::: Records for processing :::

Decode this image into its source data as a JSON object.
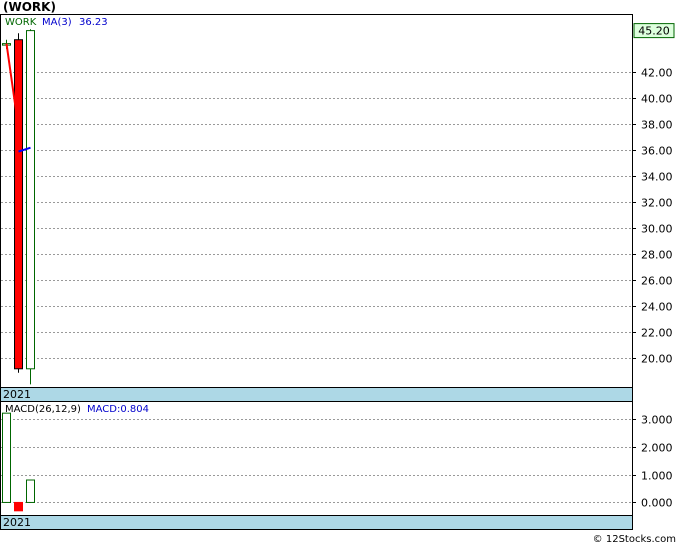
{
  "title": "(WORK)",
  "footer_credit": "© 12Stocks.com",
  "colors": {
    "background": "#ffffff",
    "grid": "#999999",
    "up_candle_border": "#006600",
    "down_candle_fill": "#ff0000",
    "ma_line": "#0000ff",
    "price_line": "#ff0000",
    "date_band": "#add8e6",
    "last_price_box_bg": "#ddffdd",
    "ticker_label": "#006600",
    "ma_label": "#0000cc"
  },
  "chart_data": [
    {
      "type": "candlestick",
      "ticker": "WORK",
      "legend": {
        "ticker_label": "WORK",
        "ma_label": "MA(3)",
        "ma_value": "36.23"
      },
      "last_price_label": "45.20",
      "x_label": "2021",
      "ylim": [
        17.8,
        46.4
      ],
      "y_ticks": [
        "42.00",
        "40.00",
        "38.00",
        "36.00",
        "34.00",
        "32.00",
        "30.00",
        "28.00",
        "26.00",
        "24.00",
        "22.00",
        "20.00"
      ],
      "y_tick_values": [
        42,
        40,
        38,
        36,
        34,
        32,
        30,
        28,
        26,
        24,
        22,
        20
      ],
      "grid": true,
      "candles": [
        {
          "open": 44.1,
          "high": 44.5,
          "low": 43.8,
          "close": 44.2,
          "direction": "up"
        },
        {
          "open": 44.5,
          "high": 45.0,
          "low": 18.9,
          "close": 19.2,
          "direction": "down"
        },
        {
          "open": 19.2,
          "high": 45.3,
          "low": 18.0,
          "close": 45.2,
          "direction": "up"
        }
      ],
      "price_line": [
        44.2,
        37.7
      ],
      "ma_line": [
        35.9,
        36.2
      ]
    },
    {
      "type": "bar",
      "indicator": "MACD",
      "legend": {
        "label": "MACD(26,12,9)",
        "value_label": "MACD:0.804"
      },
      "x_label": "2021",
      "ylim": [
        -0.45,
        3.6
      ],
      "y_ticks": [
        "3.000",
        "2.000",
        "1.000",
        "0.000"
      ],
      "y_tick_values": [
        3,
        2,
        1,
        0
      ],
      "grid": true,
      "bars": [
        {
          "value": 3.2,
          "direction": "up"
        },
        {
          "value": -0.3,
          "direction": "down"
        },
        {
          "value": 0.804,
          "direction": "up"
        }
      ]
    }
  ]
}
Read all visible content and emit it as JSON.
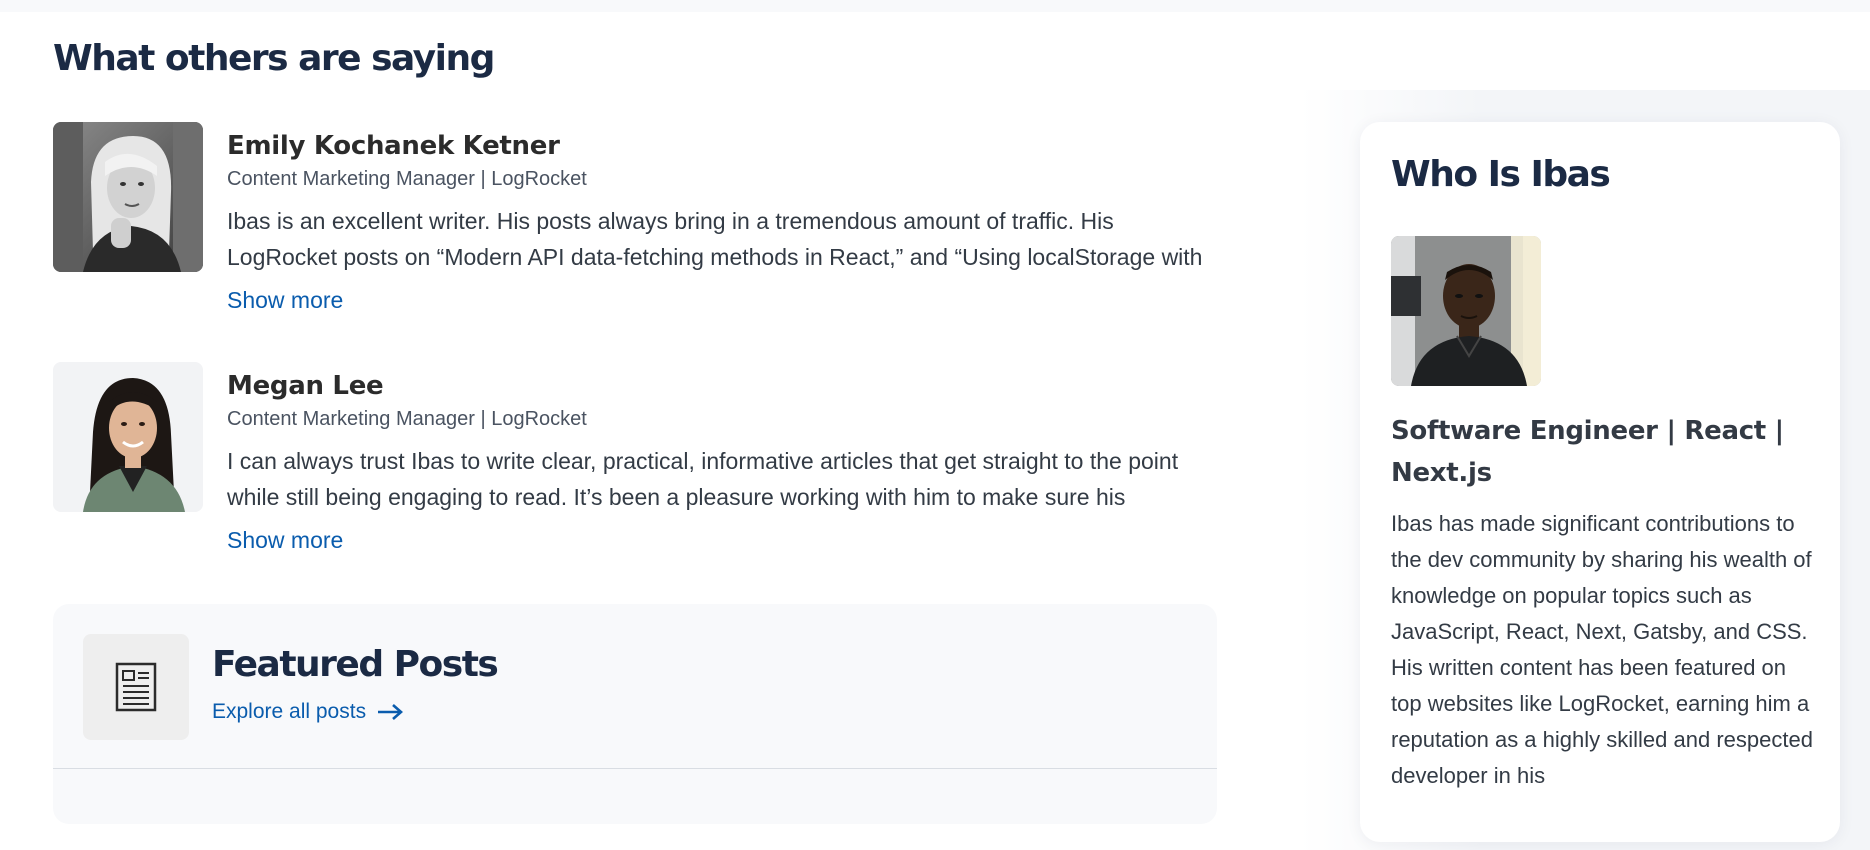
{
  "section": {
    "title": "What others are saying"
  },
  "testimonials": [
    {
      "name": "Emily Kochanek Ketner",
      "role": "Content Marketing Manager | LogRocket",
      "quote": "Ibas is an excellent writer. His posts always bring in a tremendous amount of traffic. His LogRocket posts on “Modern API data-fetching methods in React,” and “Using localStorage with",
      "show_more": "Show more"
    },
    {
      "name": "Megan Lee",
      "role": "Content Marketing Manager | LogRocket",
      "quote": "I can always trust Ibas to write clear, practical, informative articles that get straight to the point while still being engaging to read. It’s been a pleasure working with him to make sure his",
      "show_more": "Show more"
    }
  ],
  "featured": {
    "title": "Featured Posts",
    "link_label": "Explore all posts",
    "icon": "document-icon"
  },
  "who": {
    "title": "Who Is Ibas",
    "role": "Software Engineer | React | Next.js",
    "bio": "Ibas has made significant contributions to the dev community by sharing his wealth of knowledge on popular topics such as JavaScript, React, Next, Gatsby, and CSS. His written content has been featured on top websites like LogRocket, earning him a reputation as a highly skilled and respected developer in his"
  },
  "colors": {
    "link": "#0a5cad",
    "heading": "#1b2a44",
    "panel_bg": "#f8f9fb"
  }
}
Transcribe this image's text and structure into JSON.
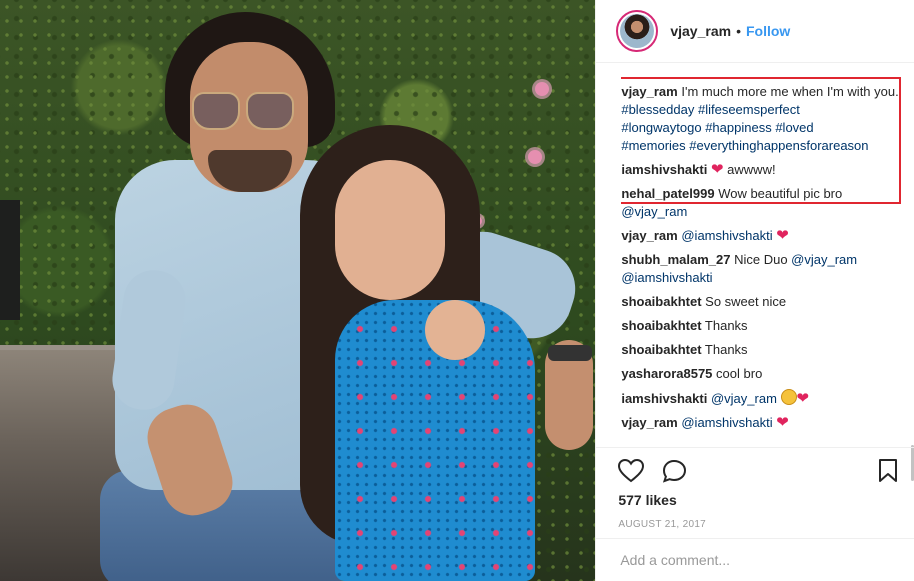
{
  "header": {
    "username": "vjay_ram",
    "separator": "•",
    "follow_label": "Follow"
  },
  "caption": {
    "author": "vjay_ram",
    "text": "I'm much more me when I'm with you.",
    "hashtags": [
      "#blessedday",
      "#lifeseemsperfect",
      "#longwaytogo",
      "#happiness",
      "#loved",
      "#memories",
      "#everythinghappensforareason"
    ]
  },
  "comments": [
    {
      "user": "iamshivshakti",
      "mention": "",
      "text": "awwww!",
      "emoji_before": "heart"
    },
    {
      "user": "nehal_patel999",
      "text": "Wow beautiful pic bro",
      "mention": "@vjay_ram"
    },
    {
      "user": "vjay_ram",
      "mention": "@iamshivshakti",
      "text": "",
      "emoji_after": "heart"
    },
    {
      "user": "shubh_malam_27",
      "text": "Nice Duo",
      "mention": "@vjay_ram",
      "mention2": "@iamshivshakti"
    },
    {
      "user": "shoaibakhtet",
      "text": "So sweet nice"
    },
    {
      "user": "shoaibakhtet",
      "text": "Thanks"
    },
    {
      "user": "shoaibakhtet",
      "text": "Thanks"
    },
    {
      "user": "yasharora8575",
      "text": "cool bro"
    },
    {
      "user": "iamshivshakti",
      "mention": "@vjay_ram",
      "emoji_after": "smile-heart"
    },
    {
      "user": "vjay_ram",
      "mention": "@iamshivshakti",
      "emoji_after": "heart"
    }
  ],
  "actions": {
    "icons": [
      "heart-icon",
      "comment-icon",
      "bookmark-icon"
    ],
    "likes": "577 likes",
    "date": "AUGUST 21, 2017"
  },
  "add_comment": {
    "placeholder": "Add a comment..."
  },
  "colors": {
    "link": "#3897f0",
    "hashtag": "#003569",
    "highlight": "#e02630",
    "heart": "#e0245e"
  }
}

:::

Identify and list each line with the word "Ibas".

      "quote": "Ibas is an excellent writer. His posts always bring in a tremendous amount of traffic. His LogRocket posts on “Modern API data-fetching methods in React,” and “Using localStorage with",
      "quote": "I can always trust Ibas to write clear, practical, informative articles that get straight to the point while still being engaging to read. It’s been a pleasure working with him to make sure his",
    "title": "Who Is Ibas",
    "bio": "Ibas has made significant contributions to the dev community by sharing his wealth of knowledge on popular topics such as JavaScript, React, Next, Gatsby, and CSS. His written content has been featured on top websites like LogRocket, earning him a reputation as a highly skilled and respected developer in his"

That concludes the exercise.